Stored items
· · · · ·

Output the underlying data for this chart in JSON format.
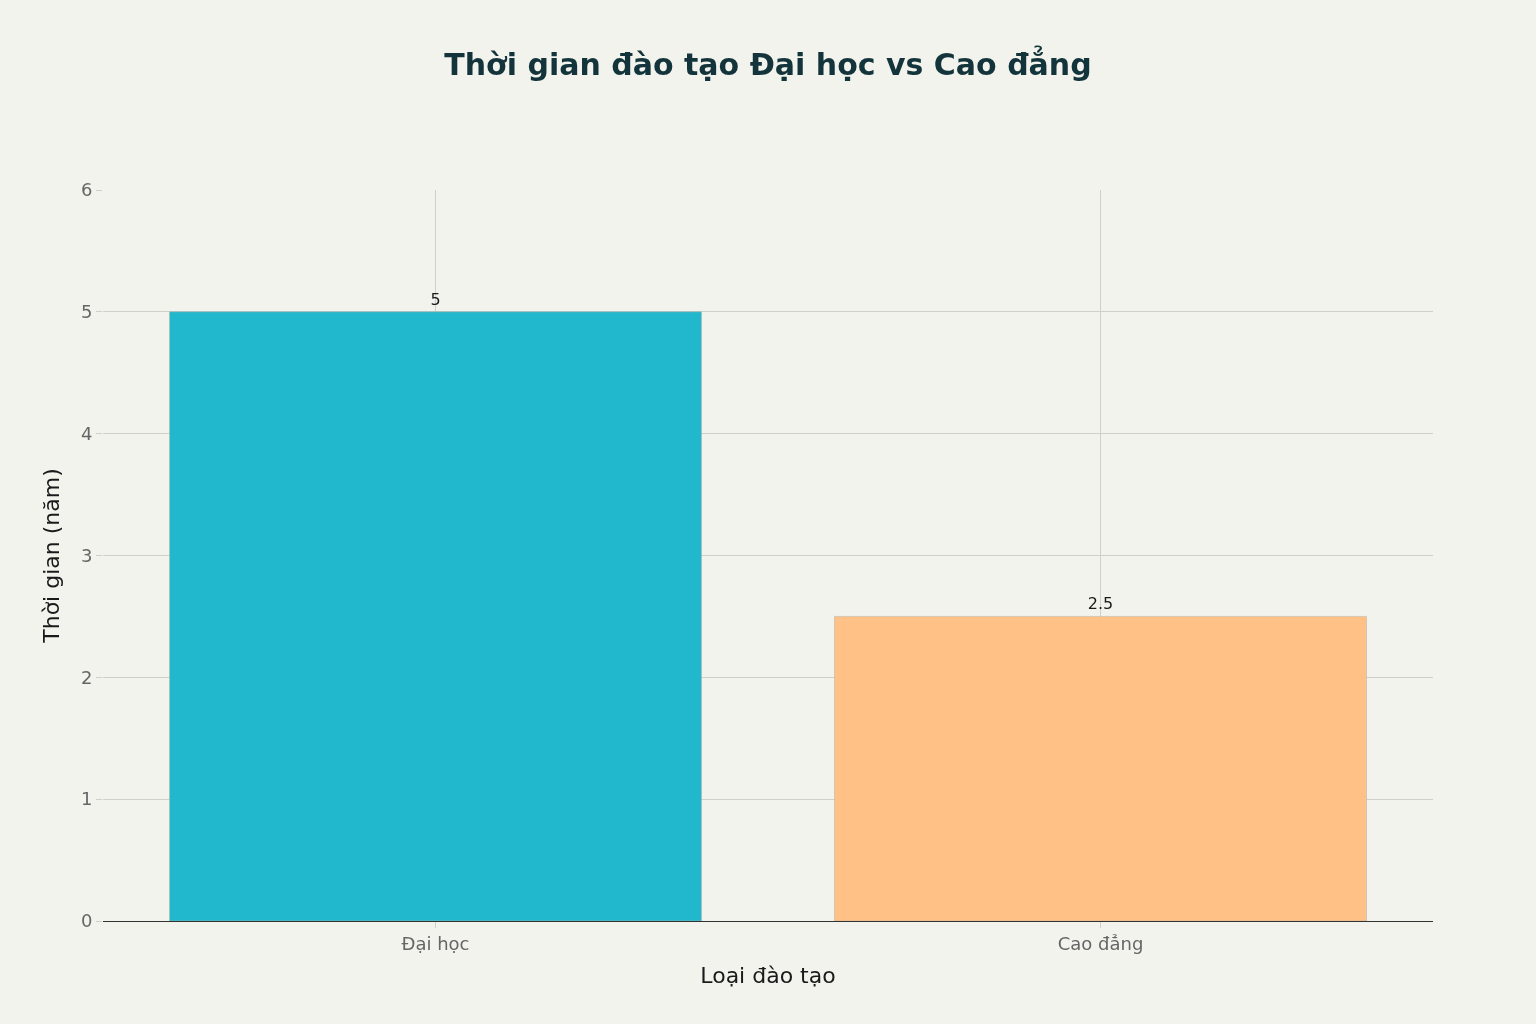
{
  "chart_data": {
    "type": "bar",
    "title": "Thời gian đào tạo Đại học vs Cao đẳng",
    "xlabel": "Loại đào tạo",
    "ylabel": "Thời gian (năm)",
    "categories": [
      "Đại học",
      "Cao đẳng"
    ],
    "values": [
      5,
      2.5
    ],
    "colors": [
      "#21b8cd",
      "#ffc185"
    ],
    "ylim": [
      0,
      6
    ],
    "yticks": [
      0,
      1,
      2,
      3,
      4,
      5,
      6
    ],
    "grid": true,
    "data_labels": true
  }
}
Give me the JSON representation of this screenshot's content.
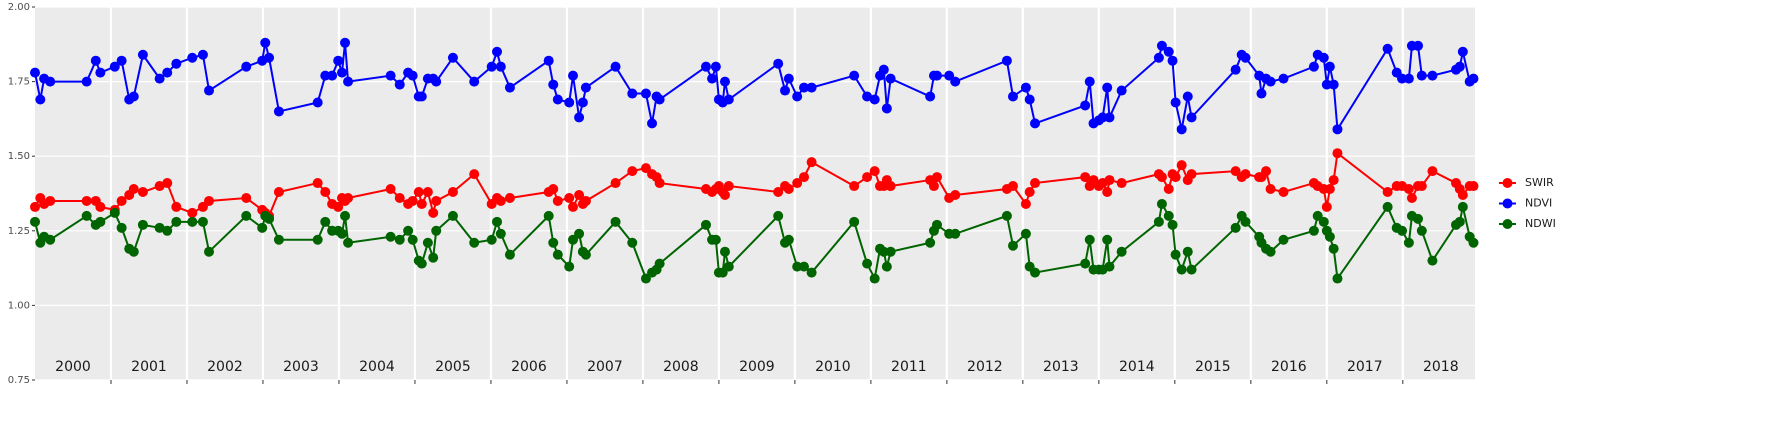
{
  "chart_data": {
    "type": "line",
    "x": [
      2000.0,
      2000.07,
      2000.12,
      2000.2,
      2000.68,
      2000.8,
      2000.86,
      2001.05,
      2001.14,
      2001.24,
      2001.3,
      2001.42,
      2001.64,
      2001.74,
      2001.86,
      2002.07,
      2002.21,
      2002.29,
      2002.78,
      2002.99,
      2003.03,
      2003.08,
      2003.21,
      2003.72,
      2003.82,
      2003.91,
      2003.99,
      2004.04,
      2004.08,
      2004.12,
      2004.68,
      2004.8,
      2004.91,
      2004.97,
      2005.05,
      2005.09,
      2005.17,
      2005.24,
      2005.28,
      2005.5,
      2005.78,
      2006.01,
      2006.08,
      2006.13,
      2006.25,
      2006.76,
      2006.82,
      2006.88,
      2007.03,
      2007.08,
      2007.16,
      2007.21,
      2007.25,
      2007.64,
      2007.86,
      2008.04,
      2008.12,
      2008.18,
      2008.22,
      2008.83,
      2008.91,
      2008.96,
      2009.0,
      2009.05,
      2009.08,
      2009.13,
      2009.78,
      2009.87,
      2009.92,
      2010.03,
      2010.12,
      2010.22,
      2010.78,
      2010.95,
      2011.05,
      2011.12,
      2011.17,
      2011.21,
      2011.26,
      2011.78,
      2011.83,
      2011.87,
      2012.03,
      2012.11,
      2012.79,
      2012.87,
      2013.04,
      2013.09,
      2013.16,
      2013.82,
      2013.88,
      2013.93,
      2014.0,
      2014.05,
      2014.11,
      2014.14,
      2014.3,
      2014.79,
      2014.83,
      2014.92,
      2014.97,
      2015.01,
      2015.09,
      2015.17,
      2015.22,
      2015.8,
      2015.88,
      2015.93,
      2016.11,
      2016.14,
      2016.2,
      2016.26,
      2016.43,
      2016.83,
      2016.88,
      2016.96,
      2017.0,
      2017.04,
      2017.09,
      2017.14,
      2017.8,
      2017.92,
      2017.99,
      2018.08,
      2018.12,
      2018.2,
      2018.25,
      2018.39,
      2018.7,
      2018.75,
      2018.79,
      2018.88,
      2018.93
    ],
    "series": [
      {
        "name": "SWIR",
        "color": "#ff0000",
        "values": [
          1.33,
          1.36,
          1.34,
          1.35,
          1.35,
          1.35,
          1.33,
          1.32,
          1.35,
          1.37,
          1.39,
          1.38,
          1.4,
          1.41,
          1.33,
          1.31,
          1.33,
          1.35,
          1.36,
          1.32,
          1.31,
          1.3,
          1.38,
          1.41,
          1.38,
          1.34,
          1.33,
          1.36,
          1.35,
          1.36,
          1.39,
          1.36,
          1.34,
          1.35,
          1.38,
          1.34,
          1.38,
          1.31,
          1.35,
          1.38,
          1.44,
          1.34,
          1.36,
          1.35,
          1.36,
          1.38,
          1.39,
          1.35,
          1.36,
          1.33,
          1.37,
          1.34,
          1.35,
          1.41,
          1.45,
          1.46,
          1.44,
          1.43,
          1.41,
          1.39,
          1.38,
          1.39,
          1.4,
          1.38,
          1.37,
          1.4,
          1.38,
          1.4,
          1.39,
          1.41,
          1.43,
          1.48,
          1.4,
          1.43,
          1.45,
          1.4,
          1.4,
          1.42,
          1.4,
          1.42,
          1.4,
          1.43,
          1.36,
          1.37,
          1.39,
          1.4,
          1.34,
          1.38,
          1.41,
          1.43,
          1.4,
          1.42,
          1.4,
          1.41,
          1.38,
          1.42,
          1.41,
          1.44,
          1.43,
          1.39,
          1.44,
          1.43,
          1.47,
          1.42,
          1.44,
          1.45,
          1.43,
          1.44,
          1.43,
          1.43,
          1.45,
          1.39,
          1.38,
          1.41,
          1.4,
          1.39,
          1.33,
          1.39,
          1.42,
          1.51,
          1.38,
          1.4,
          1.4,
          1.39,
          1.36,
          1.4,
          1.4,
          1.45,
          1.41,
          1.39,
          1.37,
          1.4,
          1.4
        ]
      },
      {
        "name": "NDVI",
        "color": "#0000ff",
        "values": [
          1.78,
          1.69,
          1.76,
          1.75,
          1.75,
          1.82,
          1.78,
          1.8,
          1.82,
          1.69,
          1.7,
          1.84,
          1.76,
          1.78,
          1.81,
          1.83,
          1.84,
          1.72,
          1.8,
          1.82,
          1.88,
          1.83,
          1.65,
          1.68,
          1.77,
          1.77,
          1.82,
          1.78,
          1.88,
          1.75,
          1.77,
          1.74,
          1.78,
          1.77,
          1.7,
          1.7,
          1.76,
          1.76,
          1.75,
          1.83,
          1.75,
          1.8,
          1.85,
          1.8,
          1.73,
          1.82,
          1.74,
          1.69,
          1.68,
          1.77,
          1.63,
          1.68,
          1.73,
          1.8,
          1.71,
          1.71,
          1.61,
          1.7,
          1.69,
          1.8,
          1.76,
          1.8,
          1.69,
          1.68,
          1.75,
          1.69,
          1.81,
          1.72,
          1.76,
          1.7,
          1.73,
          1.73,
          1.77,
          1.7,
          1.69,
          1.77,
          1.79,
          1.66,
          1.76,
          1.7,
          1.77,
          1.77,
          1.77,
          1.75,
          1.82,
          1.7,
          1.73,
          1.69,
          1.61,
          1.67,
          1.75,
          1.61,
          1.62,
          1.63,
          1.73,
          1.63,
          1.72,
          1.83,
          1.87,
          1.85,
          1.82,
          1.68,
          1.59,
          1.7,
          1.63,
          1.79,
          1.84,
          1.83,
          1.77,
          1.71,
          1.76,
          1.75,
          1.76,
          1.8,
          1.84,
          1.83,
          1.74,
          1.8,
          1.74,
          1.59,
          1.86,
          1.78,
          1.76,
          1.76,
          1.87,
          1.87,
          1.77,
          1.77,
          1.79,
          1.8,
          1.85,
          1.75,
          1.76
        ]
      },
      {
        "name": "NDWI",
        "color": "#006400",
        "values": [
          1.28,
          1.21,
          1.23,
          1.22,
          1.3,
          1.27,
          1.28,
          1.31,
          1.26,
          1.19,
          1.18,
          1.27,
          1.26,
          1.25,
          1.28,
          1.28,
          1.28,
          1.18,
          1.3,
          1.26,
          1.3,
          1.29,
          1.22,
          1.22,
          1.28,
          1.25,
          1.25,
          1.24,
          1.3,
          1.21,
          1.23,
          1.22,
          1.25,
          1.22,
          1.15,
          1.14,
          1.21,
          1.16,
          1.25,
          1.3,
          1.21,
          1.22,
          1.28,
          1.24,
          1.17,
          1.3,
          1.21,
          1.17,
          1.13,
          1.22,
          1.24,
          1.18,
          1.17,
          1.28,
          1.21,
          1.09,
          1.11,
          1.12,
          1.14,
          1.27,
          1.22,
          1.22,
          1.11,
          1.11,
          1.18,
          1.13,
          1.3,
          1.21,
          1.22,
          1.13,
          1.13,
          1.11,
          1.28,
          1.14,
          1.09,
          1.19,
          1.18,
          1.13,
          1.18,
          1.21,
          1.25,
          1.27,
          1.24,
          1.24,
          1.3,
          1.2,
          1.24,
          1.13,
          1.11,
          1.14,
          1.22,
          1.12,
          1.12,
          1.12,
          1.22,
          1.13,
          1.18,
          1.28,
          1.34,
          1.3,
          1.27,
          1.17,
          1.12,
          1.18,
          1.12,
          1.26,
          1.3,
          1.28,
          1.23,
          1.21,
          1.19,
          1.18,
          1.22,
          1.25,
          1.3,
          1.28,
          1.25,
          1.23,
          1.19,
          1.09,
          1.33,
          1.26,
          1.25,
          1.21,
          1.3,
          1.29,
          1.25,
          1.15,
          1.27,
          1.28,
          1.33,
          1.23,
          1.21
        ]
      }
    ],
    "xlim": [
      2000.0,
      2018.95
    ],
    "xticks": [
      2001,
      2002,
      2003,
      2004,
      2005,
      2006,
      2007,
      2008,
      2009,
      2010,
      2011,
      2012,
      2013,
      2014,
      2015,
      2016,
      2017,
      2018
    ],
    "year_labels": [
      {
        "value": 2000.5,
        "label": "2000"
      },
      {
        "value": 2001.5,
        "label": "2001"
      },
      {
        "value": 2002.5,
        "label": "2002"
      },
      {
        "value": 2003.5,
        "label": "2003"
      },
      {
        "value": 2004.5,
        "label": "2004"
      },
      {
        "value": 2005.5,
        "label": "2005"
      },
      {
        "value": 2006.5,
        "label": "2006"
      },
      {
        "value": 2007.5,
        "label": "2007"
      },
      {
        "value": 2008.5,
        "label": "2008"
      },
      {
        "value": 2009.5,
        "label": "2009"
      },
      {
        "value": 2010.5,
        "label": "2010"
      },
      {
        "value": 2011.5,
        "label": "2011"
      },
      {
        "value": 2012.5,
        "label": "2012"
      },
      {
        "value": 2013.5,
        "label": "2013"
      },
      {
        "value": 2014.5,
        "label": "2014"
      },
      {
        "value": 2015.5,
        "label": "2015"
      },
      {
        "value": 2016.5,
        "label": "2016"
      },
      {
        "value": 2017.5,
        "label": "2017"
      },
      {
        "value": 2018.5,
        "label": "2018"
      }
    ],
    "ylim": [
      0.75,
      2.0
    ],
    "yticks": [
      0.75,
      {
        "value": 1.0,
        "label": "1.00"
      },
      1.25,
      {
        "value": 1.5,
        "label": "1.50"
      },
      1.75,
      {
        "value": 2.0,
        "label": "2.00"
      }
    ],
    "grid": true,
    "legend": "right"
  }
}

· · · · ·

Copy every line above in which the string "this" shows up.

Output the underlying data for this chart in JSON format.
Give me the JSON representation of this screenshot's content.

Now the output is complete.